What this task involves>
Your task is to transcribe the records exactly, skipping every image.

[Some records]
** begin **

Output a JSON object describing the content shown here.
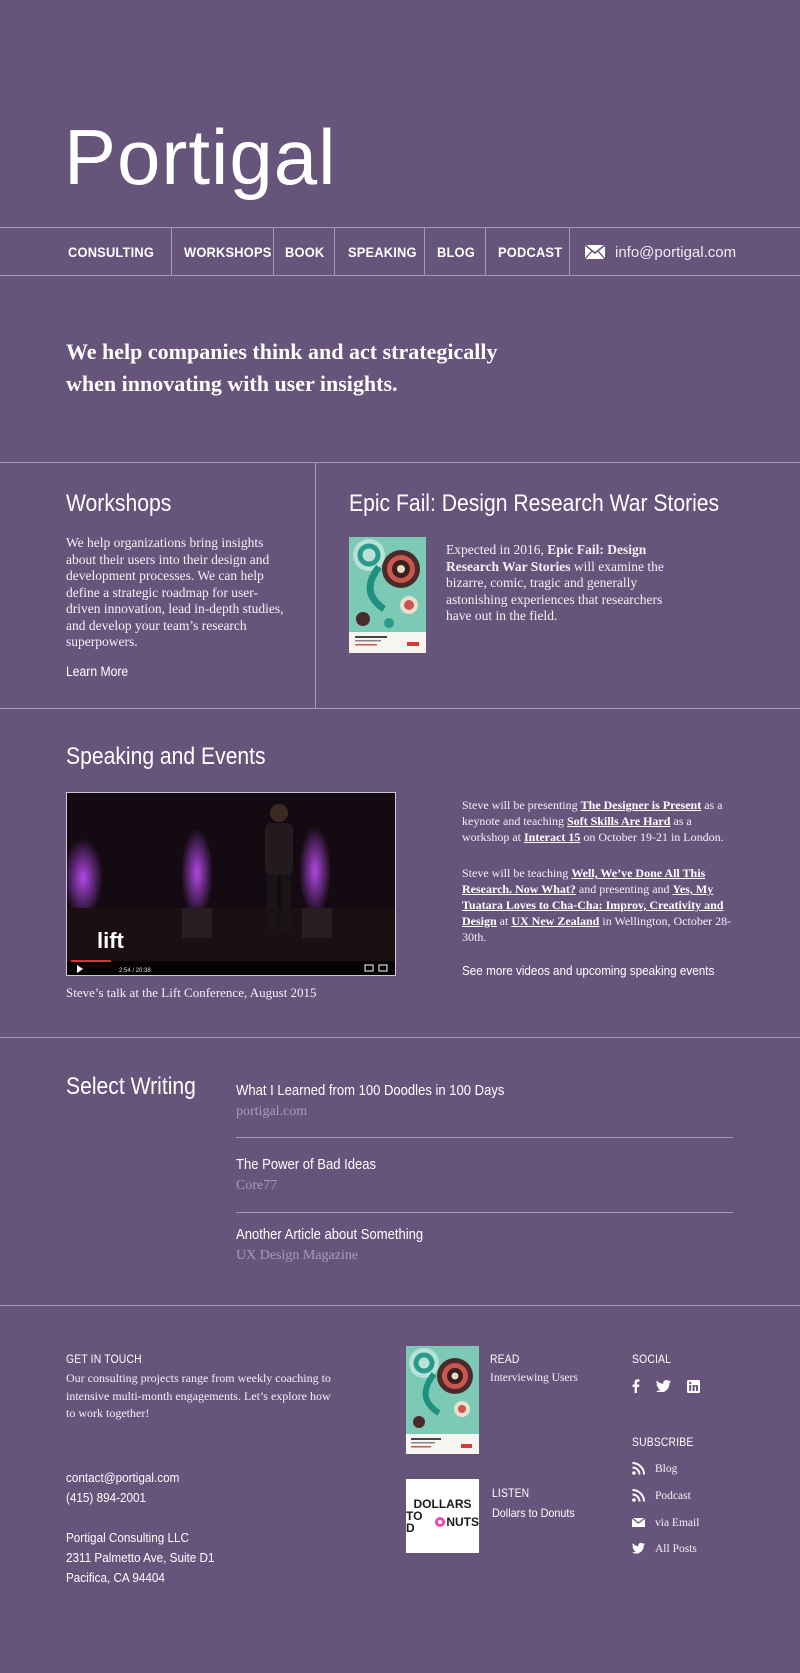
{
  "header": {
    "logo": "Portigal",
    "nav": [
      "CONSULTING",
      "WORKSHOPS",
      "BOOK",
      "SPEAKING",
      "BLOG",
      "PODCAST"
    ],
    "email": "info@portigal.com"
  },
  "hero": {
    "tagline_line1": "We help companies think and act strategically",
    "tagline_line2": "when innovating with user insights."
  },
  "workshops": {
    "title": "Workshops",
    "body": "We help organizations bring insights about their users into their design and development processes. We can help define a strategic roadmap for user-driven innovation, lead in-depth studies, and develop your team’s research superpowers.",
    "link": "Learn More"
  },
  "book": {
    "title": "Epic Fail: Design Research War Stories",
    "body_prefix": "Expected in 2016, ",
    "body_bold": "Epic Fail: Design Research War Stories",
    "body_suffix": " will examine the bizarre, comic, tragic and generally astonishing experiences that researchers have out in the field.",
    "cover_text1": "INTERVIEWING USERS",
    "cover_text2": "How to Uncover Compelling Insights",
    "cover_text3": "STEVE PORTIGAL",
    "cover_publisher": "Rosenfeld"
  },
  "speaking": {
    "title": "Speaking and Events",
    "video_logo": "lift",
    "video_time": "2:54 / 20:38",
    "caption": "Steve’s talk at the Lift Conference, August 2015",
    "p1": {
      "t1": "Steve will be presenting ",
      "l1": "The Designer is Present",
      "t2": " as a keynote and teaching ",
      "l2": "Soft Skills Are Hard",
      "t3": " as a workshop at ",
      "l3": "Interact 15",
      "t4": " on October 19-21 in London."
    },
    "p2": {
      "t1": "Steve will be teaching ",
      "l1": "Well, We’ve Done All This Research. Now What?",
      "t2": " and presenting and ",
      "l2": "Yes, My Tuatara Loves to Cha-Cha: Improv, Creativity and Design",
      "t3": " at ",
      "l3": "UX New Zealand",
      "t4": " in Wellington, October 28-30th."
    },
    "more": "See more videos and upcoming speaking events"
  },
  "writing": {
    "title": "Select Writing",
    "items": [
      {
        "title": "What I Learned from 100 Doodles in 100 Days",
        "source": "portigal.com"
      },
      {
        "title": "The Power of Bad Ideas",
        "source": "Core77"
      },
      {
        "title": "Another Article about Something",
        "source": "UX Design Magazine"
      }
    ]
  },
  "footer": {
    "contact_head": "GET IN TOUCH",
    "contact_body": "Our consulting projects range from weekly coaching to intensive multi-month engagements. Let’s explore how to work together!",
    "contact_email": "contact@portigal.com",
    "contact_phone": "(415) 894-2001",
    "company": "Portigal Consulting LLC",
    "address1": "2311 Palmetto Ave, Suite D1",
    "address2": "Pacifica, CA 94404",
    "read_head": "READ",
    "read_title": "Interviewing Users",
    "listen_head": "LISTEN",
    "listen_title": "Dollars to Donuts",
    "podcast_logo_line1": "DOLLARS",
    "podcast_logo_line2": "TO D",
    "podcast_logo_line3": "NUTS",
    "social_head": "SOCIAL",
    "subscribe_head": "SUBSCRIBE",
    "subscribe": [
      "Blog",
      "Podcast",
      "via Email",
      "All Posts"
    ]
  }
}
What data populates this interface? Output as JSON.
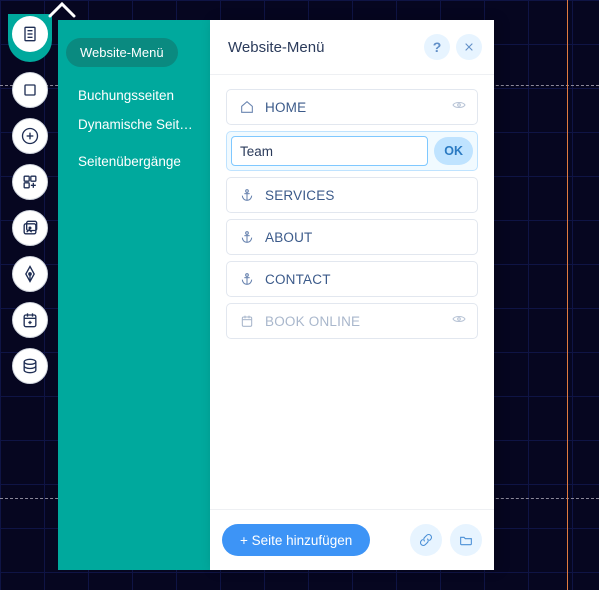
{
  "sidebar": {
    "items": [
      {
        "label": "Website-Menü",
        "active": true
      },
      {
        "label": "Buchungsseiten"
      },
      {
        "label": "Dynamische Seit…"
      },
      {
        "label": "Seitenübergänge"
      }
    ]
  },
  "panel": {
    "title": "Website-Menü"
  },
  "pages": [
    {
      "icon": "home",
      "label": "HOME",
      "hidden_icon": true
    },
    {
      "icon": "edit",
      "label": "Team",
      "editing": true,
      "ok_label": "OK"
    },
    {
      "icon": "anchor",
      "label": "SERVICES"
    },
    {
      "icon": "anchor",
      "label": "ABOUT"
    },
    {
      "icon": "anchor",
      "label": "CONTACT"
    },
    {
      "icon": "calendar",
      "label": "BOOK ONLINE",
      "hidden_icon": true,
      "dim": true
    }
  ],
  "footer": {
    "add_page_label": "+ Seite hinzufügen"
  },
  "rail_icons": [
    "pages",
    "section",
    "add",
    "grid",
    "media",
    "pen",
    "calendar",
    "database"
  ]
}
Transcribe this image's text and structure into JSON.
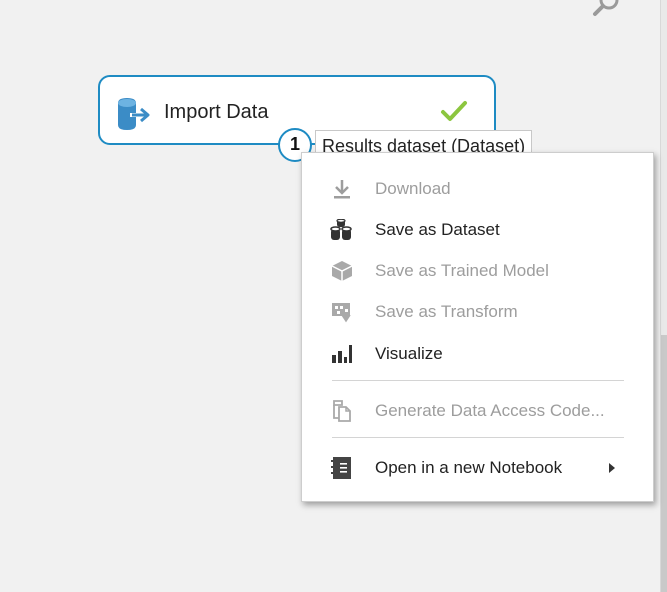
{
  "node": {
    "title": "Import Data",
    "status": "completed",
    "output_port": {
      "number": "1",
      "tooltip": "Results dataset (Dataset)"
    }
  },
  "context_menu": {
    "items": [
      {
        "label": "Download",
        "icon": "download-icon",
        "enabled": false
      },
      {
        "label": "Save as Dataset",
        "icon": "save-dataset-icon",
        "enabled": true
      },
      {
        "label": "Save as Trained Model",
        "icon": "trained-model-icon",
        "enabled": false
      },
      {
        "label": "Save as Transform",
        "icon": "transform-icon",
        "enabled": false
      },
      {
        "label": "Visualize",
        "icon": "visualize-icon",
        "enabled": true
      },
      {
        "label": "Generate Data Access Code...",
        "icon": "data-access-code-icon",
        "enabled": false
      },
      {
        "label": "Open in a new Notebook",
        "icon": "notebook-icon",
        "enabled": true,
        "has_submenu": true
      }
    ]
  },
  "colors": {
    "accent": "#1e8bc3",
    "success": "#8cc63f",
    "disabled_text": "#9d9d9d",
    "background": "#f1f1f1"
  }
}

** end **

Solution>
Output a JSON object describing the content shown here.
{
  "header": {
    "logo": "Portigal",
    "nav": [
      "CONSULTING",
      "WORKSHOPS",
      "BOOK",
      "SPEAKING",
      "BLOG",
      "PODCAST"
    ],
    "email": "info@portigal.com"
  },
  "hero": {
    "tagline_line1": "We help companies think and act strategically",
    "tagline_line2": "when innovating with user insights."
  },
  "workshops": {
    "title": "Workshops",
    "body": "We help organizations bring insights about their users into their design and development processes. We can help define a strategic roadmap for user-driven innovation, lead in-depth studies, and develop your team’s research superpowers.",
    "link": "Learn More"
  },
  "book": {
    "title": "Epic Fail: Design Research War Stories",
    "body_prefix": "Expected in 2016, ",
    "body_bold": "Epic Fail: Design Research War Stories",
    "body_suffix": " will examine the bizarre, comic, tragic and generally astonishing experiences that researchers have out in the field.",
    "cover_text1": "INTERVIEWING USERS",
    "cover_text2": "How to Uncover Compelling Insights",
    "cover_text3": "STEVE PORTIGAL",
    "cover_publisher": "Rosenfeld"
  },
  "speaking": {
    "title": "Speaking and Events",
    "video_logo": "lift",
    "video_time": "2:54 / 20:38",
    "caption": "Steve’s talk at the Lift Conference, August 2015",
    "p1": {
      "t1": "Steve will be presenting ",
      "l1": "The Designer is Present",
      "t2": " as a keynote and teaching ",
      "l2": "Soft Skills Are Hard",
      "t3": " as a workshop at ",
      "l3": "Interact 15",
      "t4": " on October 19-21 in London."
    },
    "p2": {
      "t1": "Steve will be teaching ",
      "l1": "Well, We’ve Done All This Research. Now What?",
      "t2": " and presenting and ",
      "l2": "Yes, My Tuatara Loves to Cha-Cha: Improv, Creativity and Design",
      "t3": " at ",
      "l3": "UX New Zealand",
      "t4": " in Wellington, October 28-30th."
    },
    "more": "See more videos and upcoming speaking events"
  },
  "writing": {
    "title": "Select Writing",
    "items": [
      {
        "title": "What I Learned from 100 Doodles in 100 Days",
        "source": "portigal.com"
      },
      {
        "title": "The Power of Bad Ideas",
        "source": "Core77"
      },
      {
        "title": "Another Article about Something",
        "source": "UX Design Magazine"
      }
    ]
  },
  "footer": {
    "contact_head": "GET IN TOUCH",
    "contact_body": "Our consulting projects range from weekly coaching to intensive multi-month engagements. Let’s explore how to work together!",
    "contact_email": "contact@portigal.com",
    "contact_phone": "(415) 894-2001",
    "company": "Portigal Consulting LLC",
    "address1": "2311 Palmetto Ave, Suite D1",
    "address2": "Pacifica, CA 94404",
    "read_head": "READ",
    "read_title": "Interviewing Users",
    "listen_head": "LISTEN",
    "listen_title": "Dollars to Donuts",
    "podcast_logo_line1": "DOLLARS",
    "podcast_logo_line2": "TO D",
    "podcast_logo_line3": "NUTS",
    "social_head": "SOCIAL",
    "subscribe_head": "SUBSCRIBE",
    "subscribe": [
      "Blog",
      "Podcast",
      "via Email",
      "All Posts"
    ]
  }
}
What data populates this interface? Output as JSON.
{
  "sidebar": {
    "items": [
      {
        "label": "Website-Menü",
        "active": true
      },
      {
        "label": "Buchungsseiten"
      },
      {
        "label": "Dynamische Seit…"
      },
      {
        "label": "Seitenübergänge"
      }
    ]
  },
  "panel": {
    "title": "Website-Menü"
  },
  "pages": [
    {
      "icon": "home",
      "label": "HOME",
      "hidden_icon": true
    },
    {
      "icon": "edit",
      "label": "Team",
      "editing": true,
      "ok_label": "OK"
    },
    {
      "icon": "anchor",
      "label": "SERVICES"
    },
    {
      "icon": "anchor",
      "label": "ABOUT"
    },
    {
      "icon": "anchor",
      "label": "CONTACT"
    },
    {
      "icon": "calendar",
      "label": "BOOK ONLINE",
      "hidden_icon": true,
      "dim": true
    }
  ],
  "footer": {
    "add_page_label": "+ Seite hinzufügen"
  },
  "rail_icons": [
    "pages",
    "section",
    "add",
    "grid",
    "media",
    "pen",
    "calendar",
    "database"
  ]
}
Transcribe this image's text and structure into JSON.
{
  "node": {
    "title": "Import Data",
    "status": "completed",
    "output_port": {
      "number": "1",
      "tooltip": "Results dataset (Dataset)"
    }
  },
  "context_menu": {
    "items": [
      {
        "label": "Download",
        "icon": "download-icon",
        "enabled": false
      },
      {
        "label": "Save as Dataset",
        "icon": "save-dataset-icon",
        "enabled": true
      },
      {
        "label": "Save as Trained Model",
        "icon": "trained-model-icon",
        "enabled": false
      },
      {
        "label": "Save as Transform",
        "icon": "transform-icon",
        "enabled": false
      },
      {
        "label": "Visualize",
        "icon": "visualize-icon",
        "enabled": true
      },
      {
        "label": "Generate Data Access Code...",
        "icon": "data-access-code-icon",
        "enabled": false
      },
      {
        "label": "Open in a new Notebook",
        "icon": "notebook-icon",
        "enabled": true,
        "has_submenu": true
      }
    ]
  },
  "colors": {
    "accent": "#1e8bc3",
    "success": "#8cc63f",
    "disabled_text": "#9d9d9d",
    "background": "#f1f1f1"
  }
}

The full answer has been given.